WHAT YOU WILL DO ▸ Return, word for word, every line that follows.

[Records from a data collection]
"""

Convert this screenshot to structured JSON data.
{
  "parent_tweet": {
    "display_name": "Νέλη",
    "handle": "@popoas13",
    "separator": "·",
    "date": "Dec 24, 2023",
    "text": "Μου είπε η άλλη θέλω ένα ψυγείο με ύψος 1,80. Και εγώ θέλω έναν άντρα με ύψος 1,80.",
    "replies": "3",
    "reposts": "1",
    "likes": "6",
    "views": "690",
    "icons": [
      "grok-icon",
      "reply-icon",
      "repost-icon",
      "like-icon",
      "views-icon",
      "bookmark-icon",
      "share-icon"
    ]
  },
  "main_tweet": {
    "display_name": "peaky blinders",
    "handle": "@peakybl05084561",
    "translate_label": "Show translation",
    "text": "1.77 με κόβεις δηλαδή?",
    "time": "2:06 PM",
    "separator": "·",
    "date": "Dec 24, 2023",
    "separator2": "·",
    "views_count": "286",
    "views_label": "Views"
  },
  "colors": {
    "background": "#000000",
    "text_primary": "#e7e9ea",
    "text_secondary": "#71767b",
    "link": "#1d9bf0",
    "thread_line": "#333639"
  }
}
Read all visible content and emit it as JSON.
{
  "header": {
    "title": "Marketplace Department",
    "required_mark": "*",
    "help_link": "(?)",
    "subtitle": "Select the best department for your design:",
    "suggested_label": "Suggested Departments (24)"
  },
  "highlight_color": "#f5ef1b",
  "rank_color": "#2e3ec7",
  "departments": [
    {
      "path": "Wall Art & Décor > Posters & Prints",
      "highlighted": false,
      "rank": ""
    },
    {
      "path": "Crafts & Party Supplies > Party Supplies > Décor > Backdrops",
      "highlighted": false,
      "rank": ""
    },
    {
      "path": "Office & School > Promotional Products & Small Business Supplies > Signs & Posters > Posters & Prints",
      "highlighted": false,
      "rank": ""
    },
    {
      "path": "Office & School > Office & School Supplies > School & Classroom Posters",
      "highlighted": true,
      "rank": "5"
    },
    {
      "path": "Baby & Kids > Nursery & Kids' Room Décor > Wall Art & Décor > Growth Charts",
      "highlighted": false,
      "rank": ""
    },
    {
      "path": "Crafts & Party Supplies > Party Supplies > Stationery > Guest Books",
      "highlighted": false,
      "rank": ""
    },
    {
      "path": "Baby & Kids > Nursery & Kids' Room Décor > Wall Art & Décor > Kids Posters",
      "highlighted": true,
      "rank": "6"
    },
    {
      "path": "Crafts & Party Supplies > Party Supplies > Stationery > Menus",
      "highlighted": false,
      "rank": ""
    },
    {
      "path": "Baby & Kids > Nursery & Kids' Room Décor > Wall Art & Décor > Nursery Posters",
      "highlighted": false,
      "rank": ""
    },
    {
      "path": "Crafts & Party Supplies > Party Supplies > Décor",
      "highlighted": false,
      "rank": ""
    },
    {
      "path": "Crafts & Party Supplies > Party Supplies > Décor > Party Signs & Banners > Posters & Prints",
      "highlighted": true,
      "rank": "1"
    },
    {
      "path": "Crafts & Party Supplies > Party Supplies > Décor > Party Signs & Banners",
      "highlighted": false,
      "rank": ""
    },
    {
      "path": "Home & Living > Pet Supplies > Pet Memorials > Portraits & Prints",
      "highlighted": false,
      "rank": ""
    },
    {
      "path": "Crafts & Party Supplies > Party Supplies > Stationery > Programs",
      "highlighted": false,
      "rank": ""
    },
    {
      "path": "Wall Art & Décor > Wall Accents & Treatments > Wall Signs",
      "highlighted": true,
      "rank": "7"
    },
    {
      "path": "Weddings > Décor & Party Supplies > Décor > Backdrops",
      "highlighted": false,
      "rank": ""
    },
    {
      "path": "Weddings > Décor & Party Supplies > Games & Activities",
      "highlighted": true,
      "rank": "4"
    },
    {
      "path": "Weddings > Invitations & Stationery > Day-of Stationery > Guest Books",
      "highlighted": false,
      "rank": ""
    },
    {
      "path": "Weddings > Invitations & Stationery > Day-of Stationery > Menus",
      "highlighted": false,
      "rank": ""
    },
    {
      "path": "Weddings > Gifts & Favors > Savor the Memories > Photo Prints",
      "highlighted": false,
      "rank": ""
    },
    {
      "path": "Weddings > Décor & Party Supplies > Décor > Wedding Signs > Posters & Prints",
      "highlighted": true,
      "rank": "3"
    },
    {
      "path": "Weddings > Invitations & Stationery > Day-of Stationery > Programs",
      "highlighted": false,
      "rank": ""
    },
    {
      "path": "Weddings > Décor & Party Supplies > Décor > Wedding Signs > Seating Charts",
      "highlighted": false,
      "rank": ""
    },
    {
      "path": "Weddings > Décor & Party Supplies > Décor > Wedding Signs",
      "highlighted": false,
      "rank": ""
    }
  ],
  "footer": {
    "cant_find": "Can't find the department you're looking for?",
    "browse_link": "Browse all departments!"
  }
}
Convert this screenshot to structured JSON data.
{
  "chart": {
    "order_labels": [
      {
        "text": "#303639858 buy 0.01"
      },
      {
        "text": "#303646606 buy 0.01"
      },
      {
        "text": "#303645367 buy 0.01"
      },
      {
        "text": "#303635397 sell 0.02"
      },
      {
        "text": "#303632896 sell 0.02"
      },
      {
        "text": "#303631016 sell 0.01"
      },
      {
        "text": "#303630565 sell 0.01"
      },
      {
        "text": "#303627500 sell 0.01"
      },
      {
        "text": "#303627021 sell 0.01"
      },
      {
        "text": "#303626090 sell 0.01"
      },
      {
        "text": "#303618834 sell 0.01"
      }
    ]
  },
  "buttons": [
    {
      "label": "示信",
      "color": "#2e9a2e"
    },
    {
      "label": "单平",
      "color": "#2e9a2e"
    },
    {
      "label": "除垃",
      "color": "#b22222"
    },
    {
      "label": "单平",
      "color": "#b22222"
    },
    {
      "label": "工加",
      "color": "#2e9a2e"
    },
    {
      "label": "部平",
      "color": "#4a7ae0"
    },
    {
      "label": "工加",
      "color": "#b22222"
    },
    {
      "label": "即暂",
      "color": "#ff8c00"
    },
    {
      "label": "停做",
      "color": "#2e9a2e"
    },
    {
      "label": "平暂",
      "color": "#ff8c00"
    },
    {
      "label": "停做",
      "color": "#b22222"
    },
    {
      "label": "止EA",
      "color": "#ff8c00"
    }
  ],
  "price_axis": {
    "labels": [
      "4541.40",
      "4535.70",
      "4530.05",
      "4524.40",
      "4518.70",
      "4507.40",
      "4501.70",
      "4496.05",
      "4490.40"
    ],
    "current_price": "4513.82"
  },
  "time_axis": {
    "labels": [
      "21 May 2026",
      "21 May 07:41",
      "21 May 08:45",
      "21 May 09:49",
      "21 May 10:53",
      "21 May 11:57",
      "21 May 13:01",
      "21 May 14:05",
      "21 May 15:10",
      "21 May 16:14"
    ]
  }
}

"""

SOLVED EXERCISE ▸
Convert this screenshot to structured JSON data.
{
  "parent_tweet": {
    "display_name": "Νέλη",
    "handle": "@popoas13",
    "separator": "·",
    "date": "Dec 24, 2023",
    "text": "Μου είπε η άλλη θέλω ένα ψυγείο με ύψος 1,80. Και εγώ θέλω έναν άντρα με ύψος 1,80.",
    "replies": "3",
    "reposts": "1",
    "likes": "6",
    "views": "690",
    "icons": [
      "grok-icon",
      "reply-icon",
      "repost-icon",
      "like-icon",
      "views-icon",
      "bookmark-icon",
      "share-icon"
    ]
  },
  "main_tweet": {
    "display_name": "peaky blinders",
    "handle": "@peakybl05084561",
    "translate_label": "Show translation",
    "text": "1.77 με κόβεις δηλαδή?",
    "time": "2:06 PM",
    "separator": "·",
    "date": "Dec 24, 2023",
    "separator2": "·",
    "views_count": "286",
    "views_label": "Views"
  },
  "colors": {
    "background": "#000000",
    "text_primary": "#e7e9ea",
    "text_secondary": "#71767b",
    "link": "#1d9bf0",
    "thread_line": "#333639"
  }
}
Read all visible content and emit it as JSON.
{
  "header": {
    "title": "Marketplace Department",
    "required_mark": "*",
    "help_link": "(?)",
    "subtitle": "Select the best department for your design:",
    "suggested_label": "Suggested Departments (24)"
  },
  "highlight_color": "#f5ef1b",
  "rank_color": "#2e3ec7",
  "departments": [
    {
      "path": "Wall Art & Décor > Posters & Prints",
      "highlighted": false,
      "rank": ""
    },
    {
      "path": "Crafts & Party Supplies > Party Supplies > Décor > Backdrops",
      "highlighted": false,
      "rank": ""
    },
    {
      "path": "Office & School > Promotional Products & Small Business Supplies > Signs & Posters > Posters & Prints",
      "highlighted": false,
      "rank": ""
    },
    {
      "path": "Office & School > Office & School Supplies > School & Classroom Posters",
      "highlighted": true,
      "rank": "5"
    },
    {
      "path": "Baby & Kids > Nursery & Kids' Room Décor > Wall Art & Décor > Growth Charts",
      "highlighted": false,
      "rank": ""
    },
    {
      "path": "Crafts & Party Supplies > Party Supplies > Stationery > Guest Books",
      "highlighted": false,
      "rank": ""
    },
    {
      "path": "Baby & Kids > Nursery & Kids' Room Décor > Wall Art & Décor > Kids Posters",
      "highlighted": true,
      "rank": "6"
    },
    {
      "path": "Crafts & Party Supplies > Party Supplies > Stationery > Menus",
      "highlighted": false,
      "rank": ""
    },
    {
      "path": "Baby & Kids > Nursery & Kids' Room Décor > Wall Art & Décor > Nursery Posters",
      "highlighted": false,
      "rank": ""
    },
    {
      "path": "Crafts & Party Supplies > Party Supplies > Décor",
      "highlighted": false,
      "rank": ""
    },
    {
      "path": "Crafts & Party Supplies > Party Supplies > Décor > Party Signs & Banners > Posters & Prints",
      "highlighted": true,
      "rank": "1"
    },
    {
      "path": "Crafts & Party Supplies > Party Supplies > Décor > Party Signs & Banners",
      "highlighted": false,
      "rank": ""
    },
    {
      "path": "Home & Living > Pet Supplies > Pet Memorials > Portraits & Prints",
      "highlighted": false,
      "rank": ""
    },
    {
      "path": "Crafts & Party Supplies > Party Supplies > Stationery > Programs",
      "highlighted": false,
      "rank": ""
    },
    {
      "path": "Wall Art & Décor > Wall Accents & Treatments > Wall Signs",
      "highlighted": true,
      "rank": "7"
    },
    {
      "path": "Weddings > Décor & Party Supplies > Décor > Backdrops",
      "highlighted": false,
      "rank": ""
    },
    {
      "path": "Weddings > Décor & Party Supplies > Games & Activities",
      "highlighted": true,
      "rank": "4"
    },
    {
      "path": "Weddings > Invitations & Stationery > Day-of Stationery > Guest Books",
      "highlighted": false,
      "rank": ""
    },
    {
      "path": "Weddings > Invitations & Stationery > Day-of Stationery > Menus",
      "highlighted": false,
      "rank": ""
    },
    {
      "path": "Weddings > Gifts & Favors > Savor the Memories > Photo Prints",
      "highlighted": false,
      "rank": ""
    },
    {
      "path": "Weddings > Décor & Party Supplies > Décor > Wedding Signs > Posters & Prints",
      "highlighted": true,
      "rank": "3"
    },
    {
      "path": "Weddings > Invitations & Stationery > Day-of Stationery > Programs",
      "highlighted": false,
      "rank": ""
    },
    {
      "path": "Weddings > Décor & Party Supplies > Décor > Wedding Signs > Seating Charts",
      "highlighted": false,
      "rank": ""
    },
    {
      "path": "Weddings > Décor & Party Supplies > Décor > Wedding Signs",
      "highlighted": false,
      "rank": ""
    }
  ],
  "footer": {
    "cant_find": "Can't find the department you're looking for?",
    "browse_link": "Browse all departments!"
  }
}
Convert this screenshot to structured JSON data.
{
  "chart": {
    "order_labels": [
      {
        "text": "#303639858 buy 0.01"
      },
      {
        "text": "#303646606 buy 0.01"
      },
      {
        "text": "#303645367 buy 0.01"
      },
      {
        "text": "#303635397 sell 0.02"
      },
      {
        "text": "#303632896 sell 0.02"
      },
      {
        "text": "#303631016 sell 0.01"
      },
      {
        "text": "#303630565 sell 0.01"
      },
      {
        "text": "#303627500 sell 0.01"
      },
      {
        "text": "#303627021 sell 0.01"
      },
      {
        "text": "#303626090 sell 0.01"
      },
      {
        "text": "#303618834 sell 0.01"
      }
    ]
  },
  "buttons": [
    {
      "label": "示信",
      "color": "#2e9a2e"
    },
    {
      "label": "单平",
      "color": "#2e9a2e"
    },
    {
      "label": "除垃",
      "color": "#b22222"
    },
    {
      "label": "单平",
      "color": "#b22222"
    },
    {
      "label": "工加",
      "color": "#2e9a2e"
    },
    {
      "label": "部平",
      "color": "#4a7ae0"
    },
    {
      "label": "工加",
      "color": "#b22222"
    },
    {
      "label": "即暂",
      "color": "#ff8c00"
    },
    {
      "label": "停做",
      "color": "#2e9a2e"
    },
    {
      "label": "平暂",
      "color": "#ff8c00"
    },
    {
      "label": "停做",
      "color": "#b22222"
    },
    {
      "label": "止EA",
      "color": "#ff8c00"
    }
  ],
  "price_axis": {
    "labels": [
      "4541.40",
      "4535.70",
      "4530.05",
      "4524.40",
      "4518.70",
      "4507.40",
      "4501.70",
      "4496.05",
      "4490.40"
    ],
    "current_price": "4513.82"
  },
  "time_axis": {
    "labels": [
      "21 May 2026",
      "21 May 07:41",
      "21 May 08:45",
      "21 May 09:49",
      "21 May 10:53",
      "21 May 11:57",
      "21 May 13:01",
      "21 May 14:05",
      "21 May 15:10",
      "21 May 16:14"
    ]
  }
}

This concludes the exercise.